━━ Text provided ━━
Crocker competed in the United States National Championship twice, in 1923 and 1924, reaching the Round of 16 in his second appearance. He reached the second round in his only appearance at the Wimbledon Championships, defeating Briton Jack Harrison in straight sets before falling to another British player, John Olliff, 2–6, 3–6, 3–6.
Crocker was ranked No. 2 singles player in Canada from 1926 to 1929. He captured the Canadian Indoor Championship for singles, moreover, in 1923, and was doubles champion three times, partnering Wright, in 1922, 1925, and 1926. He was also Ontario and Quebec provincial champion, in both singles and doubles, in both 1923 and 1925.
In Davis Cup, Crocker won 5 of 16 matches he played in singles and 3 of 8 in doubles, in ties played from 1923 to 1930. Canada's best result during Crocker's time with the team was defeating Cuba to reach the America Zone final, in 1927, where they lost to Japan 2–3.
Crocker attended McGill University, studying medicine and later English, and captained the tennis team in 1920 when he captured both the singles and doubles Canadian intercollegiate championships. He was team president when again won the singles crown in 1923.
Crocker was inducted posthumously into the Canadian Amateur Sports Hall of Fame in addition to the Canadian Tennis Hall of Fame in 1991. He was inducted into the McGill Redmen Hall of Fame in 1999.
━━━
━━ The data ━━
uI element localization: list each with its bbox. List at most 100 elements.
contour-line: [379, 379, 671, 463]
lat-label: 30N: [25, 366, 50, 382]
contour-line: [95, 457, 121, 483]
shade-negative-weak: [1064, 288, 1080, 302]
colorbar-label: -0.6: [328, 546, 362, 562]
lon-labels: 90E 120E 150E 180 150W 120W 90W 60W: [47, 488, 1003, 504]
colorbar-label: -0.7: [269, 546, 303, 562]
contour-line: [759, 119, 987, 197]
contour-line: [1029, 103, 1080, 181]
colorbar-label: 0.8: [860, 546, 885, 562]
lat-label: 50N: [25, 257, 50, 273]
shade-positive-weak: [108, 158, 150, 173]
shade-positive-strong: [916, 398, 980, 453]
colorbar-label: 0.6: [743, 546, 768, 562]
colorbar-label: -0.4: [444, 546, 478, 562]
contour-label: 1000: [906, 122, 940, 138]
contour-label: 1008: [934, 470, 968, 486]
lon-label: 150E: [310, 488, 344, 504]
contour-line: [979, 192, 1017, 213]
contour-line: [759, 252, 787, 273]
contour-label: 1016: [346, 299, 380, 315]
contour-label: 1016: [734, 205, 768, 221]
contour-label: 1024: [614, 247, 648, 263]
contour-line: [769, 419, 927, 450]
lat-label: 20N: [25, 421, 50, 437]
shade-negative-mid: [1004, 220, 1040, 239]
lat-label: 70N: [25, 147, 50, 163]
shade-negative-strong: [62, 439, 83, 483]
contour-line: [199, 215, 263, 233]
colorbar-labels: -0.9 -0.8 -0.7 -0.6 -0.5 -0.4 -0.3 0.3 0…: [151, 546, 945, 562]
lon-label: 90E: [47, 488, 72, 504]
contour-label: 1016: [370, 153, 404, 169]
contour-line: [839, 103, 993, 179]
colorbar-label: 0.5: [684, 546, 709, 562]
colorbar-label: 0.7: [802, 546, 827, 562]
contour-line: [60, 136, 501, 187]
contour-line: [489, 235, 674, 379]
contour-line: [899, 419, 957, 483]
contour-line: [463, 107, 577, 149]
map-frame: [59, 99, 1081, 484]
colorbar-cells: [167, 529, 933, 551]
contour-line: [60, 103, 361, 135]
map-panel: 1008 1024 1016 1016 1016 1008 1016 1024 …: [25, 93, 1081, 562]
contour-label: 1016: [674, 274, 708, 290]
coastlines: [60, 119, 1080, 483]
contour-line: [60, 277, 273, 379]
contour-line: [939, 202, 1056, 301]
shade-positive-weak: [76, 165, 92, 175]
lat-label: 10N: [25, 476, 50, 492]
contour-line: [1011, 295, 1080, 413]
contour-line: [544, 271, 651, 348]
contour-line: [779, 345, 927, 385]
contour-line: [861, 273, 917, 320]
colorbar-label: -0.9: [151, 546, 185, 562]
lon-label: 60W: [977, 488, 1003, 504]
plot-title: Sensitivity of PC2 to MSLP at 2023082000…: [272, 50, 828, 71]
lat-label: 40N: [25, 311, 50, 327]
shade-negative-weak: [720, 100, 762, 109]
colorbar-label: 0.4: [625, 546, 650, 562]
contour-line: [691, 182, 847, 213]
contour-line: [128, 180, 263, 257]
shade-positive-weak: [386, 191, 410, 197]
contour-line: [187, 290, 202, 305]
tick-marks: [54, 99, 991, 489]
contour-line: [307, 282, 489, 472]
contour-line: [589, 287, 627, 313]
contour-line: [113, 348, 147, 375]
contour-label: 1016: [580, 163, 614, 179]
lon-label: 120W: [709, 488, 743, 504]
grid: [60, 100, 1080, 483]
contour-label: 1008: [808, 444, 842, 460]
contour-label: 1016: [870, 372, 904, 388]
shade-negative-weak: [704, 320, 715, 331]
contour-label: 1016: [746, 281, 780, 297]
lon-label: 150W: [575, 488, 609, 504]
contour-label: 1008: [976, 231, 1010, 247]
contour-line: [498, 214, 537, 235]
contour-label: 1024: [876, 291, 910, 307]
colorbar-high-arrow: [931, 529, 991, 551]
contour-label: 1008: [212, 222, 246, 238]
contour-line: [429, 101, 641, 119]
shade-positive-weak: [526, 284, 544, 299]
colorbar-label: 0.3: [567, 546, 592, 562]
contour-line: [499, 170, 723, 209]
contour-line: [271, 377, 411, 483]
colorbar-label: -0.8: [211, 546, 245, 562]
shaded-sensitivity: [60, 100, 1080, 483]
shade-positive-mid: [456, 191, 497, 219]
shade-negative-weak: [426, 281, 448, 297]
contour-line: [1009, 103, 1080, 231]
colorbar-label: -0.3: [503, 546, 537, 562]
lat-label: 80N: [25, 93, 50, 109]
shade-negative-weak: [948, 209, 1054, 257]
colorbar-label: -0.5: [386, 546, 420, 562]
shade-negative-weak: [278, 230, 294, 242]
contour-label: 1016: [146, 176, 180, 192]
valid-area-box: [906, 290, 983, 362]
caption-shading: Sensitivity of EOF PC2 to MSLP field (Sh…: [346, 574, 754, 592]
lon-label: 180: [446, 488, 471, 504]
━━━
The task
In the text about Crocker's tennis career, who defeated Crocker at the Wimbledon Championships, and by what score?

Result of the task
John Olliff defeated him 2–6, 3–6, 3–6.